In full and without alteration, give the listing again.
▬▬▬▬▬▬
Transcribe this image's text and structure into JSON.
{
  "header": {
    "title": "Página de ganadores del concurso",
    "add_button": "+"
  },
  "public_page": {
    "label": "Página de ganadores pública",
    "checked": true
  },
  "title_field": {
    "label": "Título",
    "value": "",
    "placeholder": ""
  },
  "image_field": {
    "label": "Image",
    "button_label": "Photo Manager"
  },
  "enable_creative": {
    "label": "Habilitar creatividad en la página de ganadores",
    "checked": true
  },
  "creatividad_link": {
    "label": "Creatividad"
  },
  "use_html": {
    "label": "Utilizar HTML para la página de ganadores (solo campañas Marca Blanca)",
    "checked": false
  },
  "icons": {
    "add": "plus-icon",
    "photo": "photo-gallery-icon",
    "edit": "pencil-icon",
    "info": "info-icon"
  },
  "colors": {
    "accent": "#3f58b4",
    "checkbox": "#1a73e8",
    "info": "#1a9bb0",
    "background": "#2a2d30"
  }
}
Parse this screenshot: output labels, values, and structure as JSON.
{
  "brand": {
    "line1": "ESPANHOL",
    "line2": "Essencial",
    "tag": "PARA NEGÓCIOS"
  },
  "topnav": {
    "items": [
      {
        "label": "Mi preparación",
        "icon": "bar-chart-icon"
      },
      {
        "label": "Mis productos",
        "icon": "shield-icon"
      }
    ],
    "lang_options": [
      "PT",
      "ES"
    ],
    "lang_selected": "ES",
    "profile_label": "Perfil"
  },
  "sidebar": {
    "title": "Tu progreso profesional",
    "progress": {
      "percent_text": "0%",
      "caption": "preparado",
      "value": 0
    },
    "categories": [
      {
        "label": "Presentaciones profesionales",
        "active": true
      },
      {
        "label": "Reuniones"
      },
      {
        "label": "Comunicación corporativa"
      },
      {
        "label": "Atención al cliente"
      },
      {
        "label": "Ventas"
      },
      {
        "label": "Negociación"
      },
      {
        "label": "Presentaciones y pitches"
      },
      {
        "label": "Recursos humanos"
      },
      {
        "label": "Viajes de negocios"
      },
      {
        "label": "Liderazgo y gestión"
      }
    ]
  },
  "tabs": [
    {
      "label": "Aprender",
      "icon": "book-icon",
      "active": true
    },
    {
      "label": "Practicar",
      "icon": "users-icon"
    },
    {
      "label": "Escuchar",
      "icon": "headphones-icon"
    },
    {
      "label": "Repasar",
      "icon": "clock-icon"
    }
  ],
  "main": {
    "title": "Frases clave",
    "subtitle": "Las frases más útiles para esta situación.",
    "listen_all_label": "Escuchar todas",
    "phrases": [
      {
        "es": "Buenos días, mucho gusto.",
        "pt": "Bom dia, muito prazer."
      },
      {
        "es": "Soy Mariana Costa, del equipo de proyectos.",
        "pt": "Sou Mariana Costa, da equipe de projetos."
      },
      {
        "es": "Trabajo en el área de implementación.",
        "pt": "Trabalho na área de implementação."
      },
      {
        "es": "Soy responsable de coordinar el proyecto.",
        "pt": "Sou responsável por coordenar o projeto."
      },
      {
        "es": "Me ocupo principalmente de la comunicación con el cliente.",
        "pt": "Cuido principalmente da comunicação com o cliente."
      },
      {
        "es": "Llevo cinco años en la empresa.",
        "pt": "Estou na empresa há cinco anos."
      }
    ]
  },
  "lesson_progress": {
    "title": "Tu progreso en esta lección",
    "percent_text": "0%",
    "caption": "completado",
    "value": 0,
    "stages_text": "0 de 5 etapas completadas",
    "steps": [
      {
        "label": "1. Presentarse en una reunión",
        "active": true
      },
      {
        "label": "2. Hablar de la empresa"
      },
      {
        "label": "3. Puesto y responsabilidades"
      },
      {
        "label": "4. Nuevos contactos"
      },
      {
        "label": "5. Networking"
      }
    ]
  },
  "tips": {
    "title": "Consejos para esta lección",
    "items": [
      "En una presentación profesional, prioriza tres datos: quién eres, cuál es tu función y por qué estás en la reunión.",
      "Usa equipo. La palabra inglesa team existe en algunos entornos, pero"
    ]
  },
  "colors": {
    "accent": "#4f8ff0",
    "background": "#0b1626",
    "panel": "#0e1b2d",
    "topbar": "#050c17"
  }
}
▬▬▬▬▬▬
» Exercise solution
Transcribe this image's text and structure into JSON.
{
  "header": {
    "title": "Página de ganadores del concurso",
    "add_button": "+"
  },
  "public_page": {
    "label": "Página de ganadores pública",
    "checked": true
  },
  "title_field": {
    "label": "Título",
    "value": "",
    "placeholder": ""
  },
  "image_field": {
    "label": "Image",
    "button_label": "Photo Manager"
  },
  "enable_creative": {
    "label": "Habilitar creatividad en la página de ganadores",
    "checked": true
  },
  "creatividad_link": {
    "label": "Creatividad"
  },
  "use_html": {
    "label": "Utilizar HTML para la página de ganadores (solo campañas Marca Blanca)",
    "checked": false
  },
  "icons": {
    "add": "plus-icon",
    "photo": "photo-gallery-icon",
    "edit": "pencil-icon",
    "info": "info-icon"
  },
  "colors": {
    "accent": "#3f58b4",
    "checkbox": "#1a73e8",
    "info": "#1a9bb0",
    "background": "#2a2d30"
  }
}
Parse this screenshot: output labels, values, and structure as JSON.
{
  "brand": {
    "line1": "ESPANHOL",
    "line2": "Essencial",
    "tag": "PARA NEGÓCIOS"
  },
  "topnav": {
    "items": [
      {
        "label": "Mi preparación",
        "icon": "bar-chart-icon"
      },
      {
        "label": "Mis productos",
        "icon": "shield-icon"
      }
    ],
    "lang_options": [
      "PT",
      "ES"
    ],
    "lang_selected": "ES",
    "profile_label": "Perfil"
  },
  "sidebar": {
    "title": "Tu progreso profesional",
    "progress": {
      "percent_text": "0%",
      "caption": "preparado",
      "value": 0
    },
    "categories": [
      {
        "label": "Presentaciones profesionales",
        "active": true
      },
      {
        "label": "Reuniones"
      },
      {
        "label": "Comunicación corporativa"
      },
      {
        "label": "Atención al cliente"
      },
      {
        "label": "Ventas"
      },
      {
        "label": "Negociación"
      },
      {
        "label": "Presentaciones y pitches"
      },
      {
        "label": "Recursos humanos"
      },
      {
        "label": "Viajes de negocios"
      },
      {
        "label": "Liderazgo y gestión"
      }
    ]
  },
  "tabs": [
    {
      "label": "Aprender",
      "icon": "book-icon",
      "active": true
    },
    {
      "label": "Practicar",
      "icon": "users-icon"
    },
    {
      "label": "Escuchar",
      "icon": "headphones-icon"
    },
    {
      "label": "Repasar",
      "icon": "clock-icon"
    }
  ],
  "main": {
    "title": "Frases clave",
    "subtitle": "Las frases más útiles para esta situación.",
    "listen_all_label": "Escuchar todas",
    "phrases": [
      {
        "es": "Buenos días, mucho gusto.",
        "pt": "Bom dia, muito prazer."
      },
      {
        "es": "Soy Mariana Costa, del equipo de proyectos.",
        "pt": "Sou Mariana Costa, da equipe de projetos."
      },
      {
        "es": "Trabajo en el área de implementación.",
        "pt": "Trabalho na área de implementação."
      },
      {
        "es": "Soy responsable de coordinar el proyecto.",
        "pt": "Sou responsável por coordenar o projeto."
      },
      {
        "es": "Me ocupo principalmente de la comunicación con el cliente.",
        "pt": "Cuido principalmente da comunicação com o cliente."
      },
      {
        "es": "Llevo cinco años en la empresa.",
        "pt": "Estou na empresa há cinco anos."
      }
    ]
  },
  "lesson_progress": {
    "title": "Tu progreso en esta lección",
    "percent_text": "0%",
    "caption": "completado",
    "value": 0,
    "stages_text": "0 de 5 etapas completadas",
    "steps": [
      {
        "label": "1. Presentarse en una reunión",
        "active": true
      },
      {
        "label": "2. Hablar de la empresa"
      },
      {
        "label": "3. Puesto y responsabilidades"
      },
      {
        "label": "4. Nuevos contactos"
      },
      {
        "label": "5. Networking"
      }
    ]
  },
  "tips": {
    "title": "Consejos para esta lección",
    "items": [
      "En una presentación profesional, prioriza tres datos: quién eres, cuál es tu función y por qué estás en la reunión.",
      "Usa equipo. La palabra inglesa team existe en algunos entornos, pero"
    ]
  },
  "colors": {
    "accent": "#4f8ff0",
    "background": "#0b1626",
    "panel": "#0e1b2d",
    "topbar": "#050c17"
  }
}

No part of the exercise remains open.